The work that remains to be done in demarcating the bounds of “religion” is precisely that which Niezen may not have realized he was doing by writing “for some.” The bounds of “religion” usefully pushed out by (post)structuralism have in fact come to encompass nearly everything, and are beginning to take on the uncritical possibility which Levi-Strauss had seen in the study of myth. The next task is to ask for whom various arrangements actually act on their constituent members as any given theorist has decided to characterize “religion.” If the term is to encompass groups like the Kabbalah Centre which describes itself as the opposite of a religion, should they behave (as, I argue, the Centre does) “religiously,” the possibility must be left open that some groups commonly so designated may need to be reclassified. This need not mean, of course, that anyone say “Methodism is not a religion.” My best prediction is that a structuralist drive focused on affective and network structures could eventually clarify religious arrangements down into more workable units by emphasizing specific affective and network structures: “Methodism includes sixteen religions.” It is a work worth doing, and one towards which it seems religious studies is turning.

_Entries shown_
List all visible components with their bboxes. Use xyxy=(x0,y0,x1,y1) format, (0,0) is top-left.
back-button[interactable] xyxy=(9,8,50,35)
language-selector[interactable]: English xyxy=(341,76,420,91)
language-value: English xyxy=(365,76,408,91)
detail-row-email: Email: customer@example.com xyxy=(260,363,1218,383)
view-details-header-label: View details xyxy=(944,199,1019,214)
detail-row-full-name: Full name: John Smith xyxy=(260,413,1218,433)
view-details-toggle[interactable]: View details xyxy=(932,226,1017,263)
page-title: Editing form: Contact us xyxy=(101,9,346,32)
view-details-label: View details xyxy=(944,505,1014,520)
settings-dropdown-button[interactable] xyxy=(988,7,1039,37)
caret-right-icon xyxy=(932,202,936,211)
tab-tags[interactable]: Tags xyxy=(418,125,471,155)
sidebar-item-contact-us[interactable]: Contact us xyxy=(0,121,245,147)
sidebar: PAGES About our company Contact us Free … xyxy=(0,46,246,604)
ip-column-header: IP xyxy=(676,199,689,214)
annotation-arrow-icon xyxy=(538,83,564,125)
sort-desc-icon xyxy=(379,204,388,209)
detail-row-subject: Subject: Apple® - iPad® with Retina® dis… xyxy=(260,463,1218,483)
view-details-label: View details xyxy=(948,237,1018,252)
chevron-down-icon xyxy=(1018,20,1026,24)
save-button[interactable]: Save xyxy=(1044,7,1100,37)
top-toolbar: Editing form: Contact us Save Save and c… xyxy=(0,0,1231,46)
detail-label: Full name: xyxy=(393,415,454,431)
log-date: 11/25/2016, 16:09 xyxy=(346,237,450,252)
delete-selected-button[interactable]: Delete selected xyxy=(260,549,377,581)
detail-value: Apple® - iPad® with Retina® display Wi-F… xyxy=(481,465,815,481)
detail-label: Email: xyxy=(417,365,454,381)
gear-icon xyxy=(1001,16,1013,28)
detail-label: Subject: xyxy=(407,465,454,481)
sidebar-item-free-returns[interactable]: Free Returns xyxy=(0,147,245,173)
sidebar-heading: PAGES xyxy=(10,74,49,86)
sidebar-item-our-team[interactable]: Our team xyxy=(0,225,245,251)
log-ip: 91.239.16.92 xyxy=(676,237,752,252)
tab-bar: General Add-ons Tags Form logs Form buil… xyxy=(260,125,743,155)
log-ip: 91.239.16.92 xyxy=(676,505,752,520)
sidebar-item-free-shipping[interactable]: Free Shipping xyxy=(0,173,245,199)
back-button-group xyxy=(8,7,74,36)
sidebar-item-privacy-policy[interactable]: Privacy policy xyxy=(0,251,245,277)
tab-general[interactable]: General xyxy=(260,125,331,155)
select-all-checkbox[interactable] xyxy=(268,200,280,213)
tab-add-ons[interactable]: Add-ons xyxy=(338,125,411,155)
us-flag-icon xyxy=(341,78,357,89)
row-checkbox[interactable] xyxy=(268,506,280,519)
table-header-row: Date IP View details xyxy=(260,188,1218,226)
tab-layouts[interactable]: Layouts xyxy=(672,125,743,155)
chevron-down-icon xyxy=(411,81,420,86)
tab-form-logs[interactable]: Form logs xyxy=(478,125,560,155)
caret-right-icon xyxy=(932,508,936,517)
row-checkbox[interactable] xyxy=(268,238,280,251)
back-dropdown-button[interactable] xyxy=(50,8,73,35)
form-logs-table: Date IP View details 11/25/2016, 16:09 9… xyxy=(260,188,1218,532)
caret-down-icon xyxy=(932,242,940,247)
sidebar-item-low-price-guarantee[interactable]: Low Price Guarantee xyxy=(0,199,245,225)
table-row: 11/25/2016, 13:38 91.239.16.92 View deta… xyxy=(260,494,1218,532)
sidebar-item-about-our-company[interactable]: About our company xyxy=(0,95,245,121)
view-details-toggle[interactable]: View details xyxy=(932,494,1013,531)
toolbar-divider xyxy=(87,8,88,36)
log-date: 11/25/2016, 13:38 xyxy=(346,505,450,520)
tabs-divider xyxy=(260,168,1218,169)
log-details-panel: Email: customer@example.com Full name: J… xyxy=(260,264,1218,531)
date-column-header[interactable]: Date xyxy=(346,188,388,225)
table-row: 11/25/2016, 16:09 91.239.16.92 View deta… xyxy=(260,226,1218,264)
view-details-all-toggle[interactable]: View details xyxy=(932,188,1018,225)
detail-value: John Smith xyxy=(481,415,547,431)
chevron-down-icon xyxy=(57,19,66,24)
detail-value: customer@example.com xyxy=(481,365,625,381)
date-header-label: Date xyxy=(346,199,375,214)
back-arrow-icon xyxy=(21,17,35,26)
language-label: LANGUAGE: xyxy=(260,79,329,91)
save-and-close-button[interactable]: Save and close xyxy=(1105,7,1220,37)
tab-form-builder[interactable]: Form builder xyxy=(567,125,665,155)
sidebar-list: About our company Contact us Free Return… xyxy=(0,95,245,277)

_Problem 1_
In the passage on defining religion, how does the Kabbalah Centre describe itself?
_Problem 2_
Condense the paragraph beginning "The work that remains to be done" in the passage on defining religion into a short list of its main points.
_Problem 3_
Resume the passage on defining religion after its final sentence.
You can set the items aside; they aren't needed here.

_Written reply 1_
As the opposite of a religion.

_Written reply 2_
- Niezen's phrase "for some" points to the remaining work of setting the bounds of "religion."
- (Post)structuralism has pushed those bounds out to cover nearly everything. They are taking on the uncritical possibility Levi-Strauss saw in the study of myth.
- The next task is to ask for whom given arrangements act on their members the way a theorist has characterized "religion."
- The Kabbalah Centre calls itself the opposite of a religion. If such groups count when they behave "religiously," some groups commonly called religions may need reclassifying. This need not mean saying "Methodism is not a religion."
- A structuralist focus on affective and network structures could break religious arrangements into more workable units: "Methodism includes sixteen religions."
- This work is worth doing, and religious studies seems to be turning toward it.

_Written reply 3_
-notes-
1. Claude Levi-Strauss, “The Structural Study of Myth,” The Journal of American Folklore, Vol. 68, No. 270 (Oct. - Dec., 1955), 428.
2. Levi-Strauss, 431.
3. Clifford Geertz, “Religion as a Cultural System” in The Interpretation of Cultures, 88.
4. Niezen, 65.
5. Niezen, 36.

2 comments:

b.i.t. said...

SOME PEOPLE READ

HAHA

Anonymous said...

Still not safe, still being read!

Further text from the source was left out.